▸ INSTRUCTIONS FOR THE TASK
Repeat the entries that follow verbatim, without any of their pictures.

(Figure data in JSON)
---------------

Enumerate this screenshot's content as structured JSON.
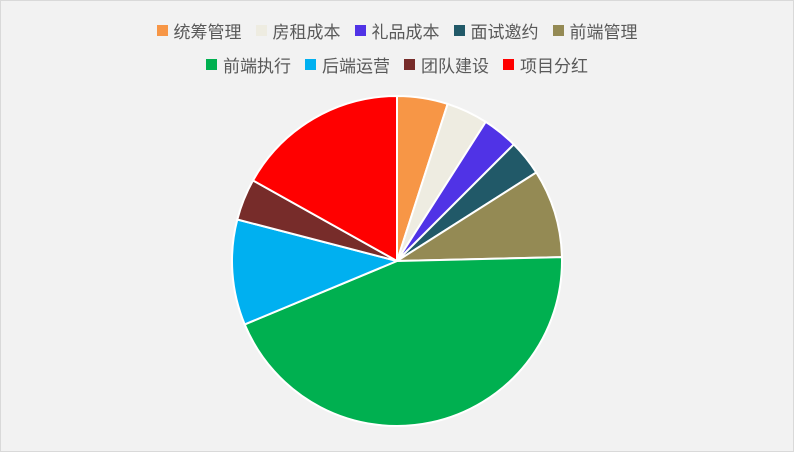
{
  "chart_data": {
    "type": "pie",
    "title": "",
    "legend_position": "top",
    "start_angle_deg": 0,
    "direction": "clockwise",
    "categories": [
      "统筹管理",
      "房租成本",
      "礼品成本",
      "面试邀约",
      "前端管理",
      "前端执行",
      "后端运营",
      "团队建设",
      "项目分红"
    ],
    "values": [
      5,
      4.1,
      3.5,
      3.5,
      8.7,
      44.4,
      10.4,
      4.1,
      17.0
    ],
    "colors": [
      "#f79646",
      "#eeece1",
      "#5033e6",
      "#215968",
      "#948a54",
      "#00b050",
      "#00b0f0",
      "#772c2a",
      "#ff0000"
    ],
    "legend_rows": [
      [
        0,
        1,
        2,
        3,
        4
      ],
      [
        5,
        6,
        7,
        8
      ]
    ]
  }
}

---------------

▸ REPLY
Enumerate this screenshot's content as structured JSON.
{
  "chart_data": {
    "type": "pie",
    "title": "",
    "legend_position": "top",
    "start_angle_deg": 0,
    "direction": "clockwise",
    "categories": [
      "统筹管理",
      "房租成本",
      "礼品成本",
      "面试邀约",
      "前端管理",
      "前端执行",
      "后端运营",
      "团队建设",
      "项目分红"
    ],
    "values": [
      5,
      4.1,
      3.5,
      3.5,
      8.7,
      44.4,
      10.4,
      4.1,
      17.0
    ],
    "colors": [
      "#f79646",
      "#eeece1",
      "#5033e6",
      "#215968",
      "#948a54",
      "#00b050",
      "#00b0f0",
      "#772c2a",
      "#ff0000"
    ],
    "legend_rows": [
      [
        0,
        1,
        2,
        3,
        4
      ],
      [
        5,
        6,
        7,
        8
      ]
    ]
  }
}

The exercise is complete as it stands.